Bounding box entries:
_ _ _

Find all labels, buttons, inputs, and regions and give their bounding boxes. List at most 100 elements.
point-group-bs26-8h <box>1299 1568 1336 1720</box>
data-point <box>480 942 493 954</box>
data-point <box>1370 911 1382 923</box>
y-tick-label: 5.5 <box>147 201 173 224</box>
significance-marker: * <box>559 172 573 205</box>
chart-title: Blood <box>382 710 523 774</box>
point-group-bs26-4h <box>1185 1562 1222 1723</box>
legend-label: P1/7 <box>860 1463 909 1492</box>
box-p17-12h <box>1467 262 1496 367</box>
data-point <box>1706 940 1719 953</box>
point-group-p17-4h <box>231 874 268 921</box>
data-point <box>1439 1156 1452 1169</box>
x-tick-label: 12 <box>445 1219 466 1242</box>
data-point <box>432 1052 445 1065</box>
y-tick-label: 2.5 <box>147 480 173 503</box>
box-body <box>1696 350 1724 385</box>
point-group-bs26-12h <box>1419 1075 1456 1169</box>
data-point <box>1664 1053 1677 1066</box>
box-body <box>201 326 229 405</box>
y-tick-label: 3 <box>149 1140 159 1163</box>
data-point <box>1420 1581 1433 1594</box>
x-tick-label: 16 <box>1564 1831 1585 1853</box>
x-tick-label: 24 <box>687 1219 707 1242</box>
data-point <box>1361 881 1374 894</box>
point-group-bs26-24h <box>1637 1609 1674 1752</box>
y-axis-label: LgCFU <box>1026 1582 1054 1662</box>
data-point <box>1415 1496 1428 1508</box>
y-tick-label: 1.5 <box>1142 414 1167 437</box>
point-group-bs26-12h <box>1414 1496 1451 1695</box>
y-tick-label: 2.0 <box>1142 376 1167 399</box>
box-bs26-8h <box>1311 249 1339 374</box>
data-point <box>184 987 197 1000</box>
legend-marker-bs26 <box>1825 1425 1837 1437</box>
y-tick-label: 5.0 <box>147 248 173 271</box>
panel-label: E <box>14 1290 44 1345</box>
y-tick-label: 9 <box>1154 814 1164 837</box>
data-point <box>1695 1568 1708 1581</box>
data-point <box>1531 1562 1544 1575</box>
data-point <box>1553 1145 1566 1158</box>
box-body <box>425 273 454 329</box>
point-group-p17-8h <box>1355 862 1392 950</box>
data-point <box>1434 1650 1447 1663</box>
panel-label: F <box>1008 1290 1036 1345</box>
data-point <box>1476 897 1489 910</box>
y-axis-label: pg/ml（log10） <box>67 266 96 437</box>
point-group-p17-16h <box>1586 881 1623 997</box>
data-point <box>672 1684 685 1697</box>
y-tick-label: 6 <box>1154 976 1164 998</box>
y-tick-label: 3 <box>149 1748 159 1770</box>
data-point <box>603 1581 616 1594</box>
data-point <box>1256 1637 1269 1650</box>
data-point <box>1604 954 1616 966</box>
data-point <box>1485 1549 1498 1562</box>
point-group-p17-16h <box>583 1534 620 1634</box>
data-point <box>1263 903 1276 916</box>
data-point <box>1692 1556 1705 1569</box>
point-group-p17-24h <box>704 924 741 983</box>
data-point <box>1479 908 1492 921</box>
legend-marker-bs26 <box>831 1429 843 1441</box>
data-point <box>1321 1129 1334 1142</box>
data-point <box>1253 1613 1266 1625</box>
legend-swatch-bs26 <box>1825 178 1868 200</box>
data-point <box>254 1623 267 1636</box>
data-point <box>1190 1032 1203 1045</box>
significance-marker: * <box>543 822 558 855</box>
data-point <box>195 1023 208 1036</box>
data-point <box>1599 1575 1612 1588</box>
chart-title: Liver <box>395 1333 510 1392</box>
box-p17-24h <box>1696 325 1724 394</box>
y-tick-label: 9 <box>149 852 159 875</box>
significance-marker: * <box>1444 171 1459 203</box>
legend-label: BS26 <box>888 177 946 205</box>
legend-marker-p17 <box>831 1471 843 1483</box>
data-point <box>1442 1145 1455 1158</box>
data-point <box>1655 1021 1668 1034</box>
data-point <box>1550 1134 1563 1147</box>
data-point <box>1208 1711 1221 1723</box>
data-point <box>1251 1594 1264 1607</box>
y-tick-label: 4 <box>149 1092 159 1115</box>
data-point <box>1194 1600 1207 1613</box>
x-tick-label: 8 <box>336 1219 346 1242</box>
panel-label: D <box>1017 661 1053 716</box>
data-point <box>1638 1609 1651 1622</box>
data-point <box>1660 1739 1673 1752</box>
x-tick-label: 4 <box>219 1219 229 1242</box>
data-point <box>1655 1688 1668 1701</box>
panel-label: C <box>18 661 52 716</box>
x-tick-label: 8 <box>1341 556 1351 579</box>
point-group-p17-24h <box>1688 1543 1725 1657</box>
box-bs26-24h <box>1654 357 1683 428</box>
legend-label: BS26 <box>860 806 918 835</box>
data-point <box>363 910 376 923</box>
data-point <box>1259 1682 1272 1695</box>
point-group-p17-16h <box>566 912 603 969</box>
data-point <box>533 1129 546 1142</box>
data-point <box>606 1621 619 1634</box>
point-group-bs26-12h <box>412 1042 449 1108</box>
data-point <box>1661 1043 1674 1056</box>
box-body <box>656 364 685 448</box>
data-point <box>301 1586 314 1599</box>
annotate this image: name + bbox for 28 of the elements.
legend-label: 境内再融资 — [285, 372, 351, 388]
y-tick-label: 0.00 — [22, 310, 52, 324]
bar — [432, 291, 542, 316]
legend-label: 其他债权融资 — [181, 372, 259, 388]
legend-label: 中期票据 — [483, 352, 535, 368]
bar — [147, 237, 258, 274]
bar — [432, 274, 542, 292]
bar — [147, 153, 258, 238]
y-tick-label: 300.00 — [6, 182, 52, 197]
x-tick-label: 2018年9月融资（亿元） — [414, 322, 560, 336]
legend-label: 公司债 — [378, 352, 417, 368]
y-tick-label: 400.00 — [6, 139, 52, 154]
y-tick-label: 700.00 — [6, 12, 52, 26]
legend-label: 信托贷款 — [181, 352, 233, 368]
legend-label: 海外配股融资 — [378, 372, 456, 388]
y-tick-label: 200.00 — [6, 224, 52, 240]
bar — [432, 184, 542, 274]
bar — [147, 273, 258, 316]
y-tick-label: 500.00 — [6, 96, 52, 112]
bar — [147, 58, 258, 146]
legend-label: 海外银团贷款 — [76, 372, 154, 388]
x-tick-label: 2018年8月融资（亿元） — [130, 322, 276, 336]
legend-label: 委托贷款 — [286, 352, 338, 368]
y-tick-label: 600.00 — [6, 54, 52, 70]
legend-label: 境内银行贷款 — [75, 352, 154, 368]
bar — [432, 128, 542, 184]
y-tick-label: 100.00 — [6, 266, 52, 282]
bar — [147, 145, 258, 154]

_ _ _

§ The problem: Copy out every line of the data above that contains the word "title".

§ Response below:
chart-title: Blood <box>382 710 523 774</box>
chart-title: Liver <box>395 1333 510 1392</box>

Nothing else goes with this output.